WRITTEN PROBLEM: Go through the records and extract every line with the word "current".

RECORDS SUPPLIED:
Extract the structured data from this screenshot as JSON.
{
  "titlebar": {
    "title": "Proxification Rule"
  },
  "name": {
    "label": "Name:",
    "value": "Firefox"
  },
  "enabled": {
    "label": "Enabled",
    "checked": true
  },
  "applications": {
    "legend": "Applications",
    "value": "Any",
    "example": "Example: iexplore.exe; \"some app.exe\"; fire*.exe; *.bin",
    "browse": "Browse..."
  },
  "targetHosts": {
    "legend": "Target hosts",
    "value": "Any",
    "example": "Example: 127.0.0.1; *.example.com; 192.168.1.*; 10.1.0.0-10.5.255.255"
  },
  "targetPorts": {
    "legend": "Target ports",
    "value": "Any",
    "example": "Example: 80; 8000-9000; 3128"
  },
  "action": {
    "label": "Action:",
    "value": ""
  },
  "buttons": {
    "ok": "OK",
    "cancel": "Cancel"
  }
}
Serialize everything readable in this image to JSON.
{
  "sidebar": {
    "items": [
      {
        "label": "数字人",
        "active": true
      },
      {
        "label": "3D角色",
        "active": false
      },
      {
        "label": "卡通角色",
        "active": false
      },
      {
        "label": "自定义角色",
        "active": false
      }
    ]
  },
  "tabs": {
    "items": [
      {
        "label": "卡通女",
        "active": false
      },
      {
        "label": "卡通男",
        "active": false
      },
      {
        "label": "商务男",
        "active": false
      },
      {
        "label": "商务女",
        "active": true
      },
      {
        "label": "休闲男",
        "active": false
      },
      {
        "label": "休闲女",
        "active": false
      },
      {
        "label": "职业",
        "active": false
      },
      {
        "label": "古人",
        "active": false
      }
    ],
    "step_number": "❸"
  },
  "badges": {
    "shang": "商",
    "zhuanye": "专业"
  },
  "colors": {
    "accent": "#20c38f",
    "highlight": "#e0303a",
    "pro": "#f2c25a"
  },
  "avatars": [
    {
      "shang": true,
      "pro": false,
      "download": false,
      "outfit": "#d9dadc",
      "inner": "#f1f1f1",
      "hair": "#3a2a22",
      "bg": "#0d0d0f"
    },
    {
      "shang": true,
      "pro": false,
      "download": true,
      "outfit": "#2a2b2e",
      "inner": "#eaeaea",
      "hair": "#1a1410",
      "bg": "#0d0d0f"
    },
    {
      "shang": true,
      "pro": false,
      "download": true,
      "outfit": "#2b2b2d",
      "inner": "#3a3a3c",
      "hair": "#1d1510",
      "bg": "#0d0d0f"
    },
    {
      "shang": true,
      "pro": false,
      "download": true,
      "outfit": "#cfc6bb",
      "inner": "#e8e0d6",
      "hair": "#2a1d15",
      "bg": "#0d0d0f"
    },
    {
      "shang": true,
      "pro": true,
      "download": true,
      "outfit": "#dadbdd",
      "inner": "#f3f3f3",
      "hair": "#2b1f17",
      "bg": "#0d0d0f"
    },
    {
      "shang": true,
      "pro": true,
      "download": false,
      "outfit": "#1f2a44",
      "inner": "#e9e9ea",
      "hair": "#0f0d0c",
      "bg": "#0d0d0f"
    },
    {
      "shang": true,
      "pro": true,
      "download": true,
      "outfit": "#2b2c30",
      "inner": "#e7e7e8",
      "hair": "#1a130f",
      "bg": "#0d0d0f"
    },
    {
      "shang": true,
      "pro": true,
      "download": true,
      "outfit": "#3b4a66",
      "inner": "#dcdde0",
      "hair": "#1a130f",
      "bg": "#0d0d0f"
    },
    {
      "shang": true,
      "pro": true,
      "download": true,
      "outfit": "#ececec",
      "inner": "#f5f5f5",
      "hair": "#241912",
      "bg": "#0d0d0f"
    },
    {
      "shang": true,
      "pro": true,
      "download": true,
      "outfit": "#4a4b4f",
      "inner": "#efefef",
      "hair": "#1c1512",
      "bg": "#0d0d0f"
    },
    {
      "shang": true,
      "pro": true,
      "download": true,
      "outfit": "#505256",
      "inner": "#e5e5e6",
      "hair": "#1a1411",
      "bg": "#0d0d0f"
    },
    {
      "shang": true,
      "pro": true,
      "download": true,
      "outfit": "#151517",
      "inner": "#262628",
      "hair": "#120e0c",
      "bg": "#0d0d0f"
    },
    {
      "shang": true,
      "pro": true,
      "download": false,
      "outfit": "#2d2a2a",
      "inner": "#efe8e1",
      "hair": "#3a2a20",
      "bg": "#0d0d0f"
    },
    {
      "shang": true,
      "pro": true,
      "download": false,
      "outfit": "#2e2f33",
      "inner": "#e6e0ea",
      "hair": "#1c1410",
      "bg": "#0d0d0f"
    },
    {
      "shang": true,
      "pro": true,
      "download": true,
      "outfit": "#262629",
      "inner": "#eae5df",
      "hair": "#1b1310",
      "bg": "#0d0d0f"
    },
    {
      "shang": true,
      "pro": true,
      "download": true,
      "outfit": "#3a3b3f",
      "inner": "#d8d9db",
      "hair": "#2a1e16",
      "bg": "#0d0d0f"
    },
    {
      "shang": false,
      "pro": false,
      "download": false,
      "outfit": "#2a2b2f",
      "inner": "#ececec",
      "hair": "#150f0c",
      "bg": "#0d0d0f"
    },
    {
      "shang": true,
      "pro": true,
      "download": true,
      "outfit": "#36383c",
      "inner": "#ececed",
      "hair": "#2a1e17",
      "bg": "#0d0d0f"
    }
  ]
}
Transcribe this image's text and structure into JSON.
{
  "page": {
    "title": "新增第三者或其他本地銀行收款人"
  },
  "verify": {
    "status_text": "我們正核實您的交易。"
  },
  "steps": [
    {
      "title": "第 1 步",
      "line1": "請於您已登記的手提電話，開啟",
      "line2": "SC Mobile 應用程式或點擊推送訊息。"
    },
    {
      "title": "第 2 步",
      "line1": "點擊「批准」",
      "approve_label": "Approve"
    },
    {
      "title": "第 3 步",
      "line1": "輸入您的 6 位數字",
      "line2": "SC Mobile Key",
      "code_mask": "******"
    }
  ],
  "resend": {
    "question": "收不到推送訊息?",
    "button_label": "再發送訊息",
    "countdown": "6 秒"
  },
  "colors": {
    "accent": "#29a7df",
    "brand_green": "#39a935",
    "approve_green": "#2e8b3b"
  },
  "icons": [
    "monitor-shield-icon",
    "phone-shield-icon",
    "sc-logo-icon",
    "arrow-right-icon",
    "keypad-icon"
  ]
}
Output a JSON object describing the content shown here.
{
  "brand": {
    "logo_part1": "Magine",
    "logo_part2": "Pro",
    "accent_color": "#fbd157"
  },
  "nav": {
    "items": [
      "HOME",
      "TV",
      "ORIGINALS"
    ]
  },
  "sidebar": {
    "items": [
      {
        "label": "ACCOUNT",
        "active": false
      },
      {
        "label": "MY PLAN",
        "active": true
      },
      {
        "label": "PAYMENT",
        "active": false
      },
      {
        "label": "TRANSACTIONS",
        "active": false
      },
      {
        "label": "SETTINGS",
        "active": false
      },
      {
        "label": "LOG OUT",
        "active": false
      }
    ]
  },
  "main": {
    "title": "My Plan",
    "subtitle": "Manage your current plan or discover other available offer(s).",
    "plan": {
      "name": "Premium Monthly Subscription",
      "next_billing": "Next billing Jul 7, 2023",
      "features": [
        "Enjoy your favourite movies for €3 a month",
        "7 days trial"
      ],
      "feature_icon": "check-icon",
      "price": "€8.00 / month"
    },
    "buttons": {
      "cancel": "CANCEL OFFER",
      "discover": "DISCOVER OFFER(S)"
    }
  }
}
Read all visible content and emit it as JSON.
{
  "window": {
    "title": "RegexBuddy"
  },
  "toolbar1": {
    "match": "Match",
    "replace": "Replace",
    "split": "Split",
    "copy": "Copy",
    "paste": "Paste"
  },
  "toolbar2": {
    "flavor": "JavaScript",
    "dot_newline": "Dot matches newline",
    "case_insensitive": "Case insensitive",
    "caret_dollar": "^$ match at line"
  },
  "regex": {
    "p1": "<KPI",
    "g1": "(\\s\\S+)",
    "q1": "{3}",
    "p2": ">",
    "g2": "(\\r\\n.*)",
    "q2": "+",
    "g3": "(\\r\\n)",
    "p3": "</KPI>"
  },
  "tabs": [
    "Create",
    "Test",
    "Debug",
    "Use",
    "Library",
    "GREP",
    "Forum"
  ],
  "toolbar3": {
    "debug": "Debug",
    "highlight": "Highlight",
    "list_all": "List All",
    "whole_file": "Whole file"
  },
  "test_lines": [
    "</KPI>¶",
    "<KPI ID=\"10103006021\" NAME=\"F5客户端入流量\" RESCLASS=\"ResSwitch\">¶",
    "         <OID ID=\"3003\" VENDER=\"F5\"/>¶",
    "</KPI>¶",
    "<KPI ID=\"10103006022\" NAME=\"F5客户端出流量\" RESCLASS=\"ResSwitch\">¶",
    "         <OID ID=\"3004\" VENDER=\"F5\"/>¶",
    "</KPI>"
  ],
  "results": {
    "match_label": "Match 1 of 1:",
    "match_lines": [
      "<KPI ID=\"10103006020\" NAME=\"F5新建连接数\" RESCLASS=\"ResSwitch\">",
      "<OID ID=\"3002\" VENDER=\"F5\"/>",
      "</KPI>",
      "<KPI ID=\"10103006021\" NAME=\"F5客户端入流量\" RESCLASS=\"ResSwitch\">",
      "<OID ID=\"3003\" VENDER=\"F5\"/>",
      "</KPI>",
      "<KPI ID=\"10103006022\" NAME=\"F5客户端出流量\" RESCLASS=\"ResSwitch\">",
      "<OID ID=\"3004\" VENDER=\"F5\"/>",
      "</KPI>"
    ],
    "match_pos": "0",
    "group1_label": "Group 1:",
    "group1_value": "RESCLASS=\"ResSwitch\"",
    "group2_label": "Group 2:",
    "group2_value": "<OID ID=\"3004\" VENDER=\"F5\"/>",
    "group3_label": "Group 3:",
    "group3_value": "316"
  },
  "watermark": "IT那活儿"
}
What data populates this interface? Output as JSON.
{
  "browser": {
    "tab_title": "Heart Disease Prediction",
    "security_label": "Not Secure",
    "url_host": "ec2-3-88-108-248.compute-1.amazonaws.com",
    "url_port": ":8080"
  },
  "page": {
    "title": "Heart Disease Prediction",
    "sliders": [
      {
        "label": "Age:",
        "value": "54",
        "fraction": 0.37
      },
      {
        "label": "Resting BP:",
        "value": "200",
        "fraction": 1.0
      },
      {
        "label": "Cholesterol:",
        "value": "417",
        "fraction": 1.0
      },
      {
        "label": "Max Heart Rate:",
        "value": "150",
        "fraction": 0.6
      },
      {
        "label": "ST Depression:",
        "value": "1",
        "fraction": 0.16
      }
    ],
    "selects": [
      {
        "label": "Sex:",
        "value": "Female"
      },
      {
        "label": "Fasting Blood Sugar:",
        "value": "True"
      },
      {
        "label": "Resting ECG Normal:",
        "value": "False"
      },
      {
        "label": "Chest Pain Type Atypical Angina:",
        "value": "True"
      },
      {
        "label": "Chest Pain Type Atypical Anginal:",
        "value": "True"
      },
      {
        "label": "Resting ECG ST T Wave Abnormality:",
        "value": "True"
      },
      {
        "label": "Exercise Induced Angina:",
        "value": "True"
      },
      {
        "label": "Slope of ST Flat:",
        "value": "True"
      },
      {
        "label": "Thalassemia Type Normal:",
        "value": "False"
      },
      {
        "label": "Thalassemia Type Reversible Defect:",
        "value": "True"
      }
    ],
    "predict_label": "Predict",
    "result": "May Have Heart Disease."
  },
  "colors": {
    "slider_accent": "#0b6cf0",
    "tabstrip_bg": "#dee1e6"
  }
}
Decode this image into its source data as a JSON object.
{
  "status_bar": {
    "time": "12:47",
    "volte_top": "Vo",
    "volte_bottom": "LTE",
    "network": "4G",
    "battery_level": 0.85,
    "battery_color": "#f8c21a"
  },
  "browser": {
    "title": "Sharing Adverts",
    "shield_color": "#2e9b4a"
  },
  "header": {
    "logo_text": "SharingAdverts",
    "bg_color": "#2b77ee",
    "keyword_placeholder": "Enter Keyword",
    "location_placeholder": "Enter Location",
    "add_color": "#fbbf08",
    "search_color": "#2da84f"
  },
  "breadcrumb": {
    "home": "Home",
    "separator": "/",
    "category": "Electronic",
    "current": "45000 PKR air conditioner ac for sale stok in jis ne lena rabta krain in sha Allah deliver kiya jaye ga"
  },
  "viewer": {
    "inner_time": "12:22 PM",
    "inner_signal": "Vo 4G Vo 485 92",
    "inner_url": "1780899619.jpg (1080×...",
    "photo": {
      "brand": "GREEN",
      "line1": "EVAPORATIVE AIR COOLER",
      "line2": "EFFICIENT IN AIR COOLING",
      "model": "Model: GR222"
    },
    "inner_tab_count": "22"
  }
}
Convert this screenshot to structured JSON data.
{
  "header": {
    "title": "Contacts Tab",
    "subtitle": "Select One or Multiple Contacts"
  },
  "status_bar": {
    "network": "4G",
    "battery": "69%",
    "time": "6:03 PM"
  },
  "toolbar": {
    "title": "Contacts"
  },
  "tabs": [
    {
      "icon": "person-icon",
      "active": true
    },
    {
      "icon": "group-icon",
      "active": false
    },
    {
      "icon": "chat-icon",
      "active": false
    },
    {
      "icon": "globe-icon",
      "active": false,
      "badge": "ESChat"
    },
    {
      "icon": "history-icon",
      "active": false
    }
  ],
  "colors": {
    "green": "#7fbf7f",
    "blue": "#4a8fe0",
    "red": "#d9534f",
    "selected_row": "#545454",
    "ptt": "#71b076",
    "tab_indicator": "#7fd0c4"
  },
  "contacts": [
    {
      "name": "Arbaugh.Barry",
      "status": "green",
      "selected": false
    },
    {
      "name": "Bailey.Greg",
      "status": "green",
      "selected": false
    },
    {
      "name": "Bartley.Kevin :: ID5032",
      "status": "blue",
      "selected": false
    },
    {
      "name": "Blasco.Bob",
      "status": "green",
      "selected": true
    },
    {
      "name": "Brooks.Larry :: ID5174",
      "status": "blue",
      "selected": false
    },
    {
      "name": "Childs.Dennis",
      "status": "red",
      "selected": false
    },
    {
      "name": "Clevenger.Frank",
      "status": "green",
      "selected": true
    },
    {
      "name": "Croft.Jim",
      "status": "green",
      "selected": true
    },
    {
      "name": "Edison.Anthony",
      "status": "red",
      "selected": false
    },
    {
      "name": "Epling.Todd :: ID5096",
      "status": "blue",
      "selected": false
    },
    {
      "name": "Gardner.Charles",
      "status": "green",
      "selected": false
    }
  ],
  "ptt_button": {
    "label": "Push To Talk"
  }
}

TASK RESULT:
    "subtitle": "Manage your current plan or discover other available offer(s).",
    "current": "45000 PKR air conditioner ac for sale stok in jis ne lena rabta krain in sha Allah deliver kiya jaye ga"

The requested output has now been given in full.